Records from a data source

____________

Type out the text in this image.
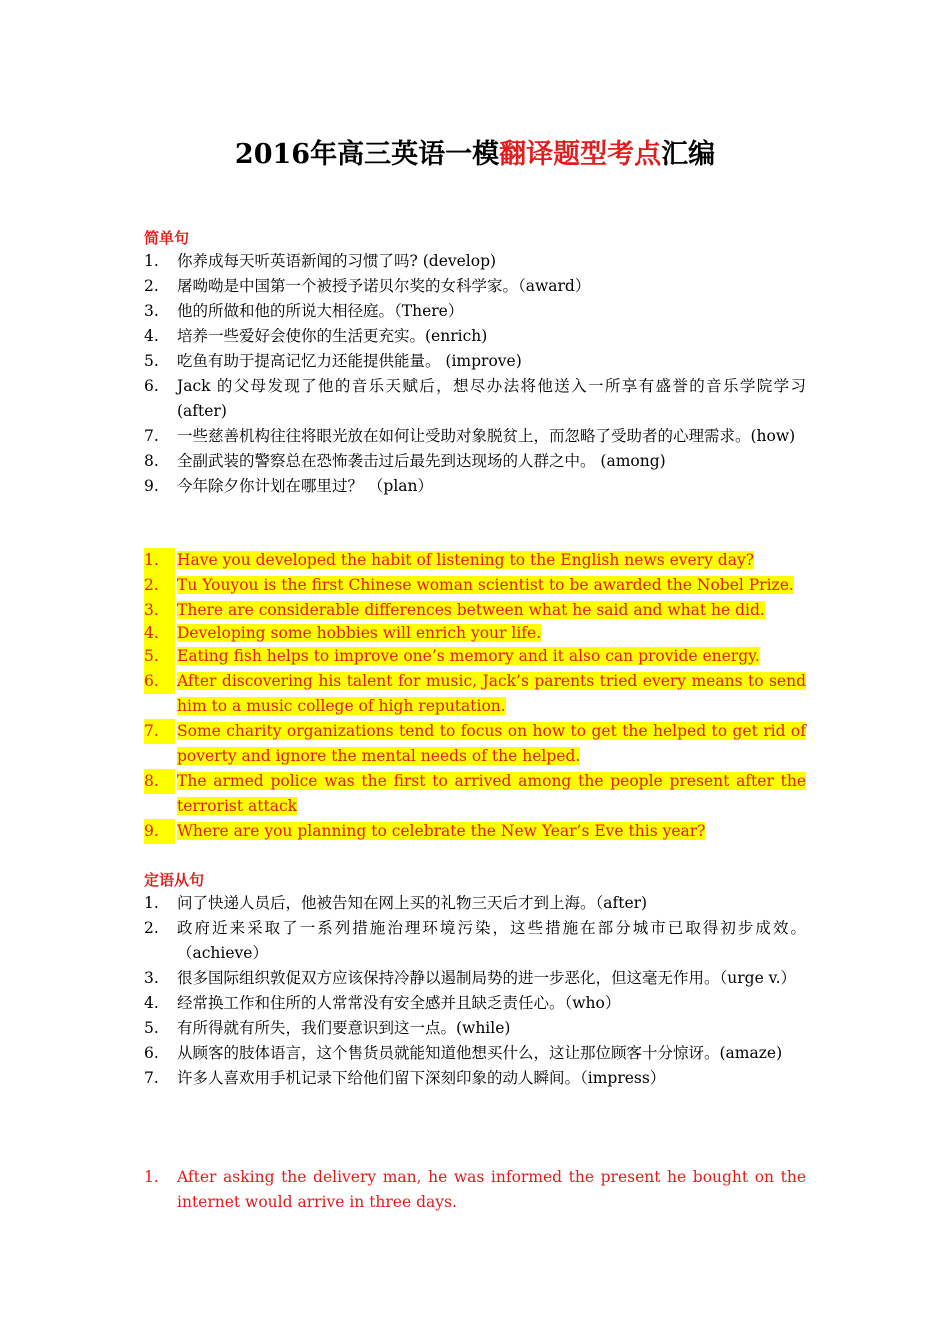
2016年高三英语一模翻译题型考点汇编
简单句
1. 你养成每天听英语新闻的习惯了吗? (develop)
2. 屠呦呦是中国第一个被授予诺贝尔奖的女科学家。（award）
3. 他的所做和他的所说大相径庭。（There）
4. 培养一些爱好会使你的生活更充实。(enrich)
5. 吃鱼有助于提高记忆力还能提供能量。 (improve)
6. Jack 的父母发现了他的音乐天赋后，想尽办法将他送入一所享有盛誉的音乐学院学习 (after)
7. 一些慈善机构往往将眼光放在如何让受助对象脱贫上，而忽略了受助者的心理需求。(how)
8. 全副武装的警察总在恐怖袭击过后最先到达现场的人群之中。 (among)
9. 今年除夕你计划在哪里过？ （plan）
1.	Have you developed the habit of listening to the English news every day?
2.	Tu Youyou is the first Chinese woman scientist to be awarded the Nobel Prize.
3.	There are considerable differences between what he said and what he did.
4.	Developing some hobbies will enrich your life.
5.	Eating fish helps to improve one’s memory and it also can provide energy.
6.	After discovering his talent for music, Jack’s parents tried every means to send him to a music college of high reputation.
7.	Some charity organizations tend to focus on how to get the helped to get rid of poverty and ignore the mental needs of the helped.
8.	The armed police was the first to arrived among the people present after the terrorist attack
9.	Where are you planning to celebrate the New Year’s Eve this year?
定语从句
1. 问了快递人员后，他被告知在网上买的礼物三天后才到上海。（after)
2. 政府近来采取了一系列措施治理环境污染，这些措施在部分城市已取得初步成效。（achieve）
3. 很多国际组织敦促双方应该保持冷静以遏制局势的进一步恶化，但这毫无作用。（urge v.）
4. 经常换工作和住所的人常常没有安全感并且缺乏责任心。（who）
5. 有所得就有所失，我们要意识到这一点。(while)
6. 从顾客的肢体语言，这个售货员就能知道他想买什么，这让那位顾客十分惊讶。(amaze)
7. 许多人喜欢用手机记录下给他们留下深刻印象的动人瞬间。（impress）
1. After asking the delivery man, he was informed the present he bought on the internet would arrive in three days.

____________

Directions
Write out the material above again, word for word, minus its pictures.

Expected answer
Type out the text in this image.
2016年高三英语一模翻译题型考点汇编
简单句
1. 你养成每天听英语新闻的习惯了吗? (develop)
2. 屠呦呦是中国第一个被授予诺贝尔奖的女科学家。（award）
3. 他的所做和他的所说大相径庭。（There）
4. 培养一些爱好会使你的生活更充实。(enrich)
5. 吃鱼有助于提高记忆力还能提供能量。 (improve)
6. Jack 的父母发现了他的音乐天赋后，想尽办法将他送入一所享有盛誉的音乐学院学习 (after)
7. 一些慈善机构往往将眼光放在如何让受助对象脱贫上，而忽略了受助者的心理需求。(how)
8. 全副武装的警察总在恐怖袭击过后最先到达现场的人群之中。 (among)
9. 今年除夕你计划在哪里过？ （plan）
1.	Have you developed the habit of listening to the English news every day?
2.	Tu Youyou is the first Chinese woman scientist to be awarded the Nobel Prize.
3.	There are considerable differences between what he said and what he did.
4.	Developing some hobbies will enrich your life.
5.	Eating fish helps to improve one’s memory and it also can provide energy.
6.	After discovering his talent for music, Jack’s parents tried every means to send him to a music college of high reputation.
7.	Some charity organizations tend to focus on how to get the helped to get rid of poverty and ignore the mental needs of the helped.
8.	The armed police was the first to arrived among the people present after the terrorist attack
9.	Where are you planning to celebrate the New Year’s Eve this year?
定语从句
1. 问了快递人员后，他被告知在网上买的礼物三天后才到上海。（after)
2. 政府近来采取了一系列措施治理环境污染，这些措施在部分城市已取得初步成效。（achieve）
3. 很多国际组织敦促双方应该保持冷静以遏制局势的进一步恶化，但这毫无作用。（urge v.）
4. 经常换工作和住所的人常常没有安全感并且缺乏责任心。（who）
5. 有所得就有所失，我们要意识到这一点。(while)
6. 从顾客的肢体语言，这个售货员就能知道他想买什么，这让那位顾客十分惊讶。(amaze)
7. 许多人喜欢用手机记录下给他们留下深刻印象的动人瞬间。（impress）
1. After asking the delivery man, he was informed the present he bought on the internet would arrive in three days.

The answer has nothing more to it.